_MATERIALS PROVIDED_.
★ ★ ★ ★
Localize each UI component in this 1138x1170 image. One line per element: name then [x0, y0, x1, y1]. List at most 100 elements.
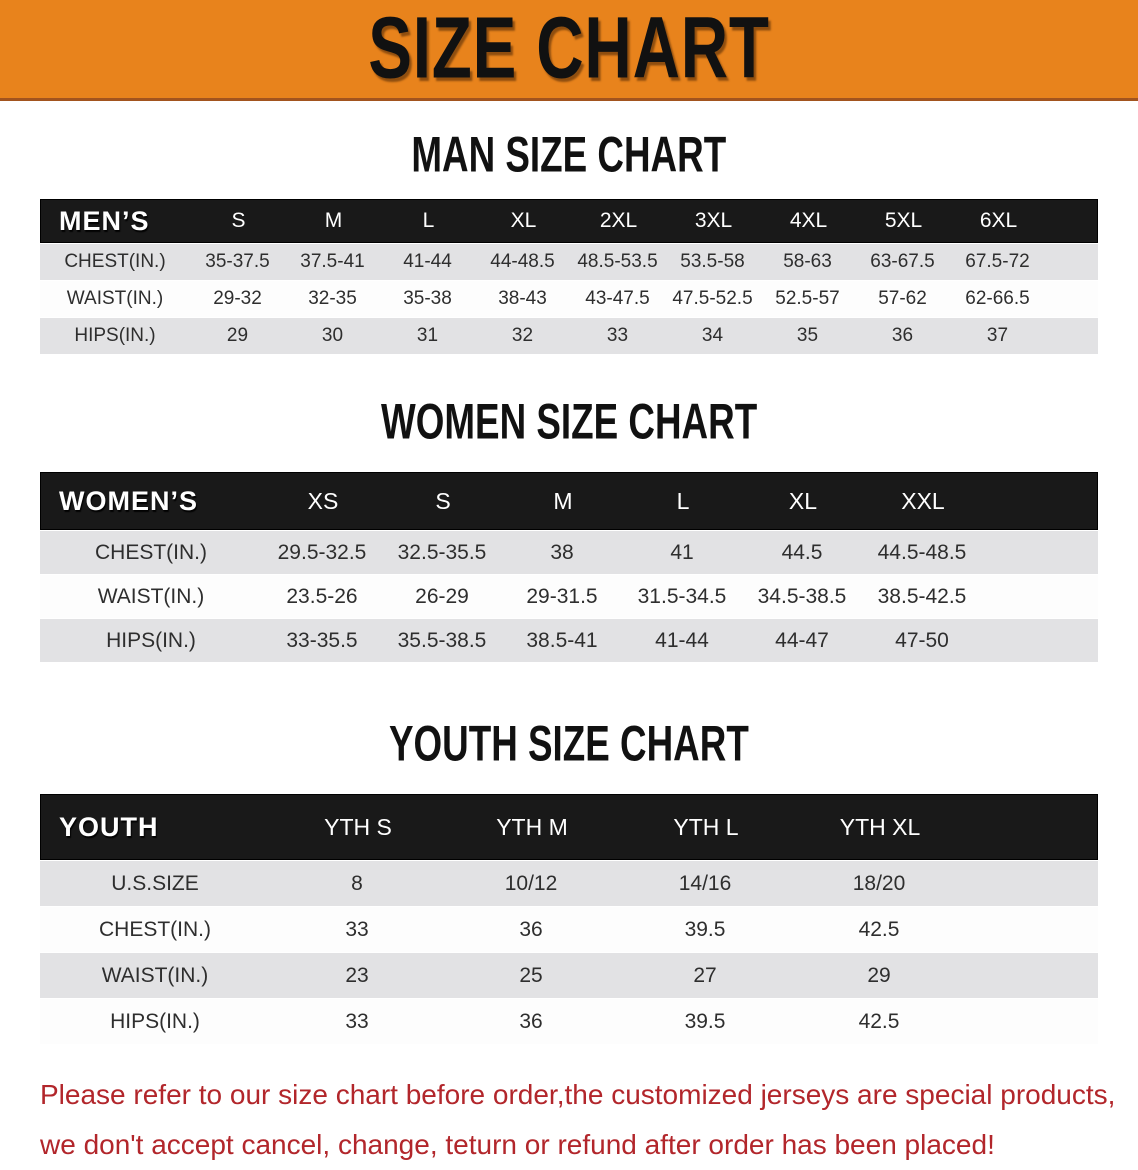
size-value: 41-44 [655, 628, 709, 652]
size-column-header: 4XL [789, 209, 828, 232]
size-value: 35 [796, 325, 819, 346]
women-section-heading: WOMEN SIZE CHART [0, 392, 1138, 450]
row-label: HIPS(IN.) [106, 628, 196, 652]
size-value: 38.5-42.5 [877, 584, 967, 608]
size-value: 26-29 [415, 584, 469, 608]
table-title-cell: MEN’S [59, 205, 150, 236]
size-column-header: 6XL [979, 209, 1018, 232]
size-value: 38.5-41 [526, 628, 598, 652]
size-value: 31 [416, 325, 439, 346]
row-label: WAIST(IN.) [97, 584, 205, 608]
size-value: 47-50 [895, 628, 949, 652]
size-value: 43-47.5 [585, 288, 650, 309]
table-title-cell: WOMEN’S [59, 485, 198, 516]
size-value: 35-38 [403, 288, 452, 309]
table-row: WAIST(IN.) 23.5-26 26-29 29-31.5 31.5-34.5 34… [40, 575, 1098, 618]
size-value: 35.5-38.5 [397, 628, 487, 652]
size-column-header: YTH L [673, 813, 739, 840]
size-value: 32.5-35.5 [397, 540, 487, 564]
size-value: 58-63 [783, 251, 832, 272]
table-header-row: WOMEN’S XS S M L XL XXL [40, 472, 1098, 530]
size-column-header: YTH M [496, 813, 568, 840]
size-value: 52.5-57 [775, 288, 840, 309]
size-column-header: 5XL [884, 209, 923, 232]
table-row: CHEST(IN.) 35-37.5 37.5-41 41-44 44-48.5 48.5… [40, 244, 1098, 280]
size-value: 53.5-58 [680, 251, 745, 272]
size-value: 23.5-26 [286, 584, 358, 608]
size-value: 42.5 [858, 1009, 900, 1033]
size-value: 36 [891, 325, 914, 346]
size-value: 33 [345, 917, 369, 941]
disclaimer: Please refer to our size chart before or… [40, 1070, 1115, 1170]
youth-section-heading-text: YOUTH SIZE CHART [389, 714, 749, 772]
table-header-row: MEN’S S M L XL 2XL 3XL 4XL 5XL 6XL [40, 199, 1098, 243]
size-value: 35-37.5 [205, 251, 270, 272]
size-value: 48.5-53.5 [577, 251, 658, 272]
row-label: CHEST(IN.) [64, 251, 166, 272]
size-value: 18/20 [852, 871, 906, 895]
size-column-header: L [422, 209, 435, 232]
banner-title: SIZE CHART [368, 0, 770, 97]
size-value: 41 [670, 540, 694, 564]
row-label: WAIST(IN.) [66, 288, 164, 309]
size-value: 10/12 [504, 871, 558, 895]
size-column-header: XXL [901, 487, 945, 514]
size-value: 33 [345, 1009, 369, 1033]
size-value: 38-43 [498, 288, 547, 309]
size-value: 32 [511, 325, 534, 346]
table-header-row: YOUTH YTH S YTH M YTH L YTH XL [40, 794, 1098, 860]
size-column-header: M [324, 209, 343, 232]
size-value: 39.5 [684, 917, 726, 941]
row-label: HIPS(IN.) [110, 1009, 200, 1033]
size-value: 30 [321, 325, 344, 346]
size-value: 27 [693, 963, 717, 987]
table-row: HIPS(IN.) 29 30 31 32 33 34 35 36 37 [40, 318, 1098, 354]
table-row: WAIST(IN.) 23 25 27 29 [40, 953, 1098, 998]
size-column-header: YTH XL [839, 813, 921, 840]
size-value: 23 [345, 963, 369, 987]
row-label: WAIST(IN.) [101, 963, 209, 987]
size-value: 36 [519, 1009, 543, 1033]
size-column-header: 3XL [694, 209, 733, 232]
size-value: 36 [519, 917, 543, 941]
table-row: WAIST(IN.) 29-32 32-35 35-38 38-43 43-47.5 47.… [40, 281, 1098, 317]
size-column-header: M [553, 487, 573, 514]
size-column-header: 2XL [599, 209, 638, 232]
size-value: 41-44 [403, 251, 452, 272]
disclaimer-line-2: we don't accept cancel, change, teturn o… [40, 1129, 995, 1160]
size-value: 34.5-38.5 [757, 584, 847, 608]
size-column-header: S [231, 209, 246, 232]
size-value: 62-66.5 [965, 288, 1030, 309]
size-value: 37.5-41 [300, 251, 365, 272]
size-value: 67.5-72 [965, 251, 1030, 272]
man-section-heading-text: MAN SIZE CHART [411, 125, 727, 183]
size-value: 33-35.5 [286, 628, 358, 652]
row-label: HIPS(IN.) [74, 325, 156, 346]
size-value: 29.5-32.5 [277, 540, 367, 564]
size-column-header: L [676, 487, 690, 514]
size-value: 44-48.5 [490, 251, 555, 272]
size-value: 44.5 [781, 540, 823, 564]
size-value: 29 [867, 963, 891, 987]
youth-section-heading: YOUTH SIZE CHART [0, 714, 1138, 772]
men-size-table: MEN’S S M L XL 2XL 3XL 4XL 5XL 6XL CHEST(IN.) 35-37… [40, 199, 1098, 354]
women-section-heading-text: WOMEN SIZE CHART [380, 392, 758, 450]
size-value: 25 [519, 963, 543, 987]
size-column-header: XL [510, 209, 537, 232]
size-value: 57-62 [878, 288, 927, 309]
size-value: 33 [606, 325, 629, 346]
row-label: U.S.SIZE [111, 871, 199, 895]
table-title-cell: YOUTH [59, 811, 159, 842]
size-value: 44-47 [775, 628, 829, 652]
table-row: HIPS(IN.) 33 36 39.5 42.5 [40, 999, 1098, 1044]
size-value: 38 [550, 540, 574, 564]
size-column-header: S [435, 487, 451, 514]
size-value: 42.5 [858, 917, 900, 941]
table-row: HIPS(IN.) 33-35.5 35.5-38.5 38.5-41 41-44 44-… [40, 619, 1098, 662]
man-section-heading: MAN SIZE CHART [0, 125, 1138, 183]
size-value: 39.5 [684, 1009, 726, 1033]
size-value: 47.5-52.5 [672, 288, 753, 309]
size-value: 29-32 [213, 288, 262, 309]
size-value: 32-35 [308, 288, 357, 309]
★ ★ ★ ★
_WHAT NEEDS TO BE DONE_. Please rewrite the rows above with "image" changed to "screenshot" and nothing else altered. Leave the pictures out of your answer.

_EXERCISE RESULT_.
Localize each UI component in this 1138x1170 screenshot. One line per element: name then [x0, y0, x1, y1]. List at most 100 elements.
size-value: 41-44 [655, 628, 709, 652]
size-column-header: 4XL [789, 209, 828, 232]
size-value: 35 [796, 325, 819, 346]
women-section-heading: WOMEN SIZE CHART [0, 392, 1138, 450]
row-label: HIPS(IN.) [106, 628, 196, 652]
size-value: 38.5-42.5 [877, 584, 967, 608]
size-value: 26-29 [415, 584, 469, 608]
table-title-cell: MEN’S [59, 205, 150, 236]
size-column-header: 6XL [979, 209, 1018, 232]
size-value: 38.5-41 [526, 628, 598, 652]
size-value: 31 [416, 325, 439, 346]
row-label: WAIST(IN.) [97, 584, 205, 608]
size-value: 47-50 [895, 628, 949, 652]
size-value: 43-47.5 [585, 288, 650, 309]
table-title-cell: WOMEN’S [59, 485, 198, 516]
size-value: 35-38 [403, 288, 452, 309]
table-row: WAIST(IN.) 23.5-26 26-29 29-31.5 31.5-34.5 34… [40, 575, 1098, 618]
size-value: 35.5-38.5 [397, 628, 487, 652]
size-column-header: YTH L [673, 813, 739, 840]
size-value: 32.5-35.5 [397, 540, 487, 564]
size-value: 58-63 [783, 251, 832, 272]
table-header-row: WOMEN’S XS S M L XL XXL [40, 472, 1098, 530]
size-column-header: YTH M [496, 813, 568, 840]
size-value: 52.5-57 [775, 288, 840, 309]
size-column-header: 5XL [884, 209, 923, 232]
table-row: CHEST(IN.) 35-37.5 37.5-41 41-44 44-48.5 48.5… [40, 244, 1098, 280]
size-value: 53.5-58 [680, 251, 745, 272]
size-value: 23.5-26 [286, 584, 358, 608]
size-value: 42.5 [858, 1009, 900, 1033]
size-value: 36 [891, 325, 914, 346]
size-value: 33 [345, 917, 369, 941]
disclaimer: Please refer to our size chart before or… [40, 1070, 1115, 1170]
youth-section-heading-text: YOUTH SIZE CHART [389, 714, 749, 772]
table-header-row: MEN’S S M L XL 2XL 3XL 4XL 5XL 6XL [40, 199, 1098, 243]
size-value: 35-37.5 [205, 251, 270, 272]
size-value: 48.5-53.5 [577, 251, 658, 272]
row-label: CHEST(IN.) [64, 251, 166, 272]
size-value: 18/20 [852, 871, 906, 895]
size-column-header: L [422, 209, 435, 232]
banner-title: SIZE CHART [368, 0, 770, 97]
size-value: 41 [670, 540, 694, 564]
row-label: WAIST(IN.) [66, 288, 164, 309]
size-value: 10/12 [504, 871, 558, 895]
size-column-header: XXL [901, 487, 945, 514]
size-value: 33 [345, 1009, 369, 1033]
size-value: 38-43 [498, 288, 547, 309]
size-value: 32 [511, 325, 534, 346]
table-header-row: YOUTH YTH S YTH M YTH L YTH XL [40, 794, 1098, 860]
size-column-header: M [324, 209, 343, 232]
size-value: 39.5 [684, 917, 726, 941]
row-label: HIPS(IN.) [110, 1009, 200, 1033]
size-value: 30 [321, 325, 344, 346]
size-value: 27 [693, 963, 717, 987]
table-row: HIPS(IN.) 29 30 31 32 33 34 35 36 37 [40, 318, 1098, 354]
table-row: WAIST(IN.) 23 25 27 29 [40, 953, 1098, 998]
size-column-header: YTH XL [839, 813, 921, 840]
size-value: 23 [345, 963, 369, 987]
row-label: WAIST(IN.) [101, 963, 209, 987]
size-value: 36 [519, 1009, 543, 1033]
size-column-header: 3XL [694, 209, 733, 232]
size-value: 36 [519, 917, 543, 941]
table-row: WAIST(IN.) 29-32 32-35 35-38 38-43 43-47.5 47.… [40, 281, 1098, 317]
size-column-header: M [553, 487, 573, 514]
size-column-header: 2XL [599, 209, 638, 232]
size-value: 41-44 [403, 251, 452, 272]
disclaimer-line-2: we don't accept cancel, change, teturn o… [40, 1129, 995, 1160]
size-value: 34.5-38.5 [757, 584, 847, 608]
size-column-header: S [231, 209, 246, 232]
size-value: 62-66.5 [965, 288, 1030, 309]
size-value: 37.5-41 [300, 251, 365, 272]
size-value: 67.5-72 [965, 251, 1030, 272]
man-section-heading-text: MAN SIZE CHART [411, 125, 727, 183]
size-value: 33-35.5 [286, 628, 358, 652]
row-label: HIPS(IN.) [74, 325, 156, 346]
size-value: 29.5-32.5 [277, 540, 367, 564]
size-column-header: L [676, 487, 690, 514]
size-value: 44-48.5 [490, 251, 555, 272]
size-value: 44.5 [781, 540, 823, 564]
size-value: 29 [867, 963, 891, 987]
youth-section-heading: YOUTH SIZE CHART [0, 714, 1138, 772]
men-size-table: MEN’S S M L XL 2XL 3XL 4XL 5XL 6XL CHEST(IN.) 35-37… [40, 199, 1098, 354]
women-section-heading-text: WOMEN SIZE CHART [380, 392, 758, 450]
size-value: 25 [519, 963, 543, 987]
size-column-header: XL [510, 209, 537, 232]
size-value: 57-62 [878, 288, 927, 309]
size-value: 33 [606, 325, 629, 346]
row-label: U.S.SIZE [111, 871, 199, 895]
table-title-cell: YOUTH [59, 811, 159, 842]
size-value: 44-47 [775, 628, 829, 652]
table-row: HIPS(IN.) 33 36 39.5 42.5 [40, 999, 1098, 1044]
size-value: 38 [550, 540, 574, 564]
size-column-header: S [435, 487, 451, 514]
size-value: 42.5 [858, 917, 900, 941]
table-row: HIPS(IN.) 33-35.5 35.5-38.5 38.5-41 41-44 44-… [40, 619, 1098, 662]
man-section-heading: MAN SIZE CHART [0, 125, 1138, 183]
size-value: 39.5 [684, 1009, 726, 1033]
size-value: 47.5-52.5 [672, 288, 753, 309]
size-value: 29-32 [213, 288, 262, 309]
size-value: 32-35 [308, 288, 357, 309]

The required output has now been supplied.